### Written request
Revise the rows, starting at the first one and ending at the line that contains "redshift-value: cz = −58.7", so that "line-label" reads "spectral-line" wherever it occurs and nothing else changes. Reproduce only those lines.

┌──

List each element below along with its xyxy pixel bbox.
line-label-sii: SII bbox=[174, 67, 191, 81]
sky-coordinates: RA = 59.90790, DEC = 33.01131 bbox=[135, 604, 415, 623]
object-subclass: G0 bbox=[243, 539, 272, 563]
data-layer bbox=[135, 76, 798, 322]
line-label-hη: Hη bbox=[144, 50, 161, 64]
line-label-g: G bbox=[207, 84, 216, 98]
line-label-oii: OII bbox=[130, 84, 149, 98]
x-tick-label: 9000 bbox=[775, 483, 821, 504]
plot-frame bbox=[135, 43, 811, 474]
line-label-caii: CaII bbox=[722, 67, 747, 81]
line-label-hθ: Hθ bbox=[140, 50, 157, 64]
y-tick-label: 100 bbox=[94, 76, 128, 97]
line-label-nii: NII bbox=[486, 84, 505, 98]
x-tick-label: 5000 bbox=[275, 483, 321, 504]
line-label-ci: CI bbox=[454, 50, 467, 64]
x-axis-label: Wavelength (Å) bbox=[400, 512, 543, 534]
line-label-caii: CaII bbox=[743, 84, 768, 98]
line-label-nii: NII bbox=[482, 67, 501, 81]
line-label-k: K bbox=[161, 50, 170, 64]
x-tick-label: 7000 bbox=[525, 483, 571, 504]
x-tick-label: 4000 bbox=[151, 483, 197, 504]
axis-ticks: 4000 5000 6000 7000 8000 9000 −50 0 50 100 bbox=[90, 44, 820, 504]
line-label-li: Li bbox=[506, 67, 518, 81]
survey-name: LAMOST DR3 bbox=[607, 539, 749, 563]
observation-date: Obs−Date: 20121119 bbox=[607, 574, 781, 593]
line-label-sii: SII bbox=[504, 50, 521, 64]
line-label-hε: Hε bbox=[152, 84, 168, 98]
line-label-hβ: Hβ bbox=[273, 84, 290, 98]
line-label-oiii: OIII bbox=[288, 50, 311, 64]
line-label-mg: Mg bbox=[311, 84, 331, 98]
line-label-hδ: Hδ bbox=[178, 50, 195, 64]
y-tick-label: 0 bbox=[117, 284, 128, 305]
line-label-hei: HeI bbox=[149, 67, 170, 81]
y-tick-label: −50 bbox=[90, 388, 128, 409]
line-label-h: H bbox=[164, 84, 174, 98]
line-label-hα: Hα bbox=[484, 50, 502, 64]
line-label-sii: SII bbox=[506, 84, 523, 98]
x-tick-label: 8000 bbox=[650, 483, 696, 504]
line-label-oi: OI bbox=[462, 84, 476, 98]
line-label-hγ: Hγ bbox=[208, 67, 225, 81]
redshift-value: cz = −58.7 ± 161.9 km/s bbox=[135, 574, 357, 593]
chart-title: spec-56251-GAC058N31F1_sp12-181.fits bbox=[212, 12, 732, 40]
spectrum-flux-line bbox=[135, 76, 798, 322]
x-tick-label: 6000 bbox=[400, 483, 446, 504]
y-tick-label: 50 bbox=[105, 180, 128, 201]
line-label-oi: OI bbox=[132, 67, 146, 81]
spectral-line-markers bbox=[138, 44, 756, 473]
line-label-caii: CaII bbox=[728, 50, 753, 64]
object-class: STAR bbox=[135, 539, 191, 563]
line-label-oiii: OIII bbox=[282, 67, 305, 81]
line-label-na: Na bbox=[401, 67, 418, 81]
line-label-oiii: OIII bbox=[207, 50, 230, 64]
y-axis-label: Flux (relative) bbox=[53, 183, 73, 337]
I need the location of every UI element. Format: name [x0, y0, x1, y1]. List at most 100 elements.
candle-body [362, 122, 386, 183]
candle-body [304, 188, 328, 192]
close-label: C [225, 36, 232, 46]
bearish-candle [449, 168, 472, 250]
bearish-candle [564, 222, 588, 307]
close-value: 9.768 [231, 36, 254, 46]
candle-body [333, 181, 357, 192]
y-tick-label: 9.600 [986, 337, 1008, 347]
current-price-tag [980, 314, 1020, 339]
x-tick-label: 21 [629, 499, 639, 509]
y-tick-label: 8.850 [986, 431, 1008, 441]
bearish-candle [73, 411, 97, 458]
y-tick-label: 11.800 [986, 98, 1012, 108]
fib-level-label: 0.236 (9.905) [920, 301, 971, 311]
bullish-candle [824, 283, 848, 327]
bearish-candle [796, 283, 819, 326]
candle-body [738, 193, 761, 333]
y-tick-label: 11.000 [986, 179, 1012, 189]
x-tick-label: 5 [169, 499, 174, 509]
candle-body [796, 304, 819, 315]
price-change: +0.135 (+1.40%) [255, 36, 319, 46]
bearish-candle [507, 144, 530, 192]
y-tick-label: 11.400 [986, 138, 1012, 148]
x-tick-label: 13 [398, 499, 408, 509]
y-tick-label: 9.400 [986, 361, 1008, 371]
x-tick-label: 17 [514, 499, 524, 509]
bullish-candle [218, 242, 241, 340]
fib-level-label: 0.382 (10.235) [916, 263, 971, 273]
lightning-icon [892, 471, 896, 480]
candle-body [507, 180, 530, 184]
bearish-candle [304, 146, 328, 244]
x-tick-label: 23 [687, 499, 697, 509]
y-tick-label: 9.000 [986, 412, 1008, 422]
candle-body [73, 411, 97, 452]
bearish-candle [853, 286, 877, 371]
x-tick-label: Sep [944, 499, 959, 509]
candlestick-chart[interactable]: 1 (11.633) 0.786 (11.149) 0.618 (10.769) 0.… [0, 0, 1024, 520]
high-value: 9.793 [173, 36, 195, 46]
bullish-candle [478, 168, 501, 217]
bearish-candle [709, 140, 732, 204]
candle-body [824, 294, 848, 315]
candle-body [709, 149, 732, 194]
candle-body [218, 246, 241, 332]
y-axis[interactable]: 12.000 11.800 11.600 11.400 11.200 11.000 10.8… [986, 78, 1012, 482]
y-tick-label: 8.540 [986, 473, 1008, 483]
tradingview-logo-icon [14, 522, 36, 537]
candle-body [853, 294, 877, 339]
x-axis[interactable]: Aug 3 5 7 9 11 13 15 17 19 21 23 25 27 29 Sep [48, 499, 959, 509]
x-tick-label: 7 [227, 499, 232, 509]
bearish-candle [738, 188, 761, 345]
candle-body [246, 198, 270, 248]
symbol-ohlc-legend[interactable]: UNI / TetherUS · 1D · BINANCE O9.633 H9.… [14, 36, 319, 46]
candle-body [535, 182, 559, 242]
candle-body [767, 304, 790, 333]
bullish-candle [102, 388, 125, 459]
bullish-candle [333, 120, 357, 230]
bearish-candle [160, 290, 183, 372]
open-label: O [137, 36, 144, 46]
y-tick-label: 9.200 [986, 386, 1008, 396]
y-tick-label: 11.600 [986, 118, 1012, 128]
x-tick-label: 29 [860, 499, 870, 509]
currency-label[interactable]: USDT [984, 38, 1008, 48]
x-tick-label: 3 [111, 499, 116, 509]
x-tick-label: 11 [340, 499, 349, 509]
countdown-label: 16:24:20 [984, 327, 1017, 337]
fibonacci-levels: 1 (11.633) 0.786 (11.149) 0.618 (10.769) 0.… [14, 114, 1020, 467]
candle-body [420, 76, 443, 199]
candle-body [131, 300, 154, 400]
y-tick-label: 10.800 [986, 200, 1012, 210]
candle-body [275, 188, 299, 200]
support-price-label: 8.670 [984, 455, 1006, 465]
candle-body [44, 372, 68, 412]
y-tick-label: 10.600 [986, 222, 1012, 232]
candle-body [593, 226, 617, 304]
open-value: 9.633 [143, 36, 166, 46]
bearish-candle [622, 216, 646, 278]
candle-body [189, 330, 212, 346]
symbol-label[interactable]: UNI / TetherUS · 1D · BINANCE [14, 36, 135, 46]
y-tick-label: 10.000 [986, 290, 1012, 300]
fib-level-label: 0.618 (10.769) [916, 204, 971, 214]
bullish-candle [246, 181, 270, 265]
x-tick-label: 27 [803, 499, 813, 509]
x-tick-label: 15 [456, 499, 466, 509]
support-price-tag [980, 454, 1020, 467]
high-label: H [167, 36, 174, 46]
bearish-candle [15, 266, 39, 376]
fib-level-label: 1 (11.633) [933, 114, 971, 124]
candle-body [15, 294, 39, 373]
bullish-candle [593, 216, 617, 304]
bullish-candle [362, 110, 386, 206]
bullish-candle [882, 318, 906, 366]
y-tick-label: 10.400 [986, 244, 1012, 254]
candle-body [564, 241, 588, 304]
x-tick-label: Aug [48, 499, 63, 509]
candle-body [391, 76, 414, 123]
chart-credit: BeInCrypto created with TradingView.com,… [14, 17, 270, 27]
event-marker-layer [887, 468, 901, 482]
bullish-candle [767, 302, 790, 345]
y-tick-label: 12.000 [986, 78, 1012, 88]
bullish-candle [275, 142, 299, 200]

└──

### Written solution
List each element below along with its xyxy pixel bbox.
spectral-line-sii: SII bbox=[174, 67, 191, 81]
sky-coordinates: RA = 59.90790, DEC = 33.01131 bbox=[135, 604, 415, 623]
object-subclass: G0 bbox=[243, 539, 272, 563]
data-layer bbox=[135, 76, 798, 322]
spectral-line-hη: Hη bbox=[144, 50, 161, 64]
spectral-line-g: G bbox=[207, 84, 216, 98]
spectral-line-oii: OII bbox=[130, 84, 149, 98]
x-tick-label: 9000 bbox=[775, 483, 821, 504]
plot-frame bbox=[135, 43, 811, 474]
spectral-line-caii: CaII bbox=[722, 67, 747, 81]
spectral-line-hθ: Hθ bbox=[140, 50, 157, 64]
y-tick-label: 100 bbox=[94, 76, 128, 97]
spectral-line-nii: NII bbox=[486, 84, 505, 98]
x-tick-label: 5000 bbox=[275, 483, 321, 504]
spectral-line-ci: CI bbox=[454, 50, 467, 64]
x-axis-label: Wavelength (Å) bbox=[400, 512, 543, 534]
spectral-line-caii: CaII bbox=[743, 84, 768, 98]
spectral-line-nii: NII bbox=[482, 67, 501, 81]
spectral-line-k: K bbox=[161, 50, 170, 64]
x-tick-label: 7000 bbox=[525, 483, 571, 504]
x-tick-label: 4000 bbox=[151, 483, 197, 504]
axis-ticks: 4000 5000 6000 7000 8000 9000 −50 0 50 100 bbox=[90, 44, 820, 504]
spectral-line-li: Li bbox=[506, 67, 518, 81]
survey-name: LAMOST DR3 bbox=[607, 539, 749, 563]
observation-date: Obs−Date: 20121119 bbox=[607, 574, 781, 593]
spectral-line-sii: SII bbox=[504, 50, 521, 64]
spectral-line-hε: Hε bbox=[152, 84, 168, 98]
spectral-line-hβ: Hβ bbox=[273, 84, 290, 98]
spectral-line-oiii: OIII bbox=[288, 50, 311, 64]
spectral-line-mg: Mg bbox=[311, 84, 331, 98]
spectral-line-hδ: Hδ bbox=[178, 50, 195, 64]
y-tick-label: 0 bbox=[117, 284, 128, 305]
spectral-line-hei: HeI bbox=[149, 67, 170, 81]
y-tick-label: −50 bbox=[90, 388, 128, 409]
spectral-line-h: H bbox=[164, 84, 174, 98]
spectral-line-hα: Hα bbox=[484, 50, 502, 64]
spectral-line-sii: SII bbox=[506, 84, 523, 98]
x-tick-label: 8000 bbox=[650, 483, 696, 504]
spectral-line-oi: OI bbox=[462, 84, 476, 98]
spectral-line-hγ: Hγ bbox=[208, 67, 225, 81]
redshift-value: cz = −58.7 ± 161.9 km/s bbox=[135, 574, 357, 593]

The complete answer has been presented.